Stated exercise » Will you extract the entries word for word? Images should not appear in the copy.

Dataset items:

◇ ◇ ◇ ◇

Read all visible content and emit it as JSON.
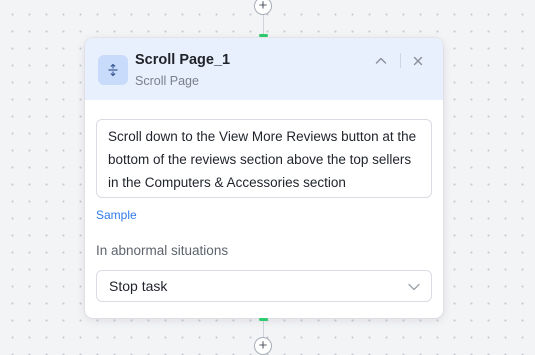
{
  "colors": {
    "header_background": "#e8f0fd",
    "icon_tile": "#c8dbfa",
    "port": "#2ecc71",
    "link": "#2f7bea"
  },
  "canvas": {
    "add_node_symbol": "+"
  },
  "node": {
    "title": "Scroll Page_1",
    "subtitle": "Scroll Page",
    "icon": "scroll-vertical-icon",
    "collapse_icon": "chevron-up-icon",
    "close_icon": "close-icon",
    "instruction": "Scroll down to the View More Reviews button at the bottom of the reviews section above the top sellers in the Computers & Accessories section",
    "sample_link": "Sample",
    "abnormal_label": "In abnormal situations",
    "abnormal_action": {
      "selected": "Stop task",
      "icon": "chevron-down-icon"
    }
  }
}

◇ ◇ ◇ ◇

Solution »
Read all visible content and emit it as JSON.
{
  "colors": {
    "header_background": "#e8f0fd",
    "icon_tile": "#c8dbfa",
    "port": "#2ecc71",
    "link": "#2f7bea"
  },
  "canvas": {
    "add_node_symbol": "+"
  },
  "node": {
    "title": "Scroll Page_1",
    "subtitle": "Scroll Page",
    "icon": "scroll-vertical-icon",
    "collapse_icon": "chevron-up-icon",
    "close_icon": "close-icon",
    "instruction": "Scroll down to the View More Reviews button at the bottom of the reviews section above the top sellers in the Computers & Accessories section",
    "sample_link": "Sample",
    "abnormal_label": "In abnormal situations",
    "abnormal_action": {
      "selected": "Stop task",
      "icon": "chevron-down-icon"
    }
  }
}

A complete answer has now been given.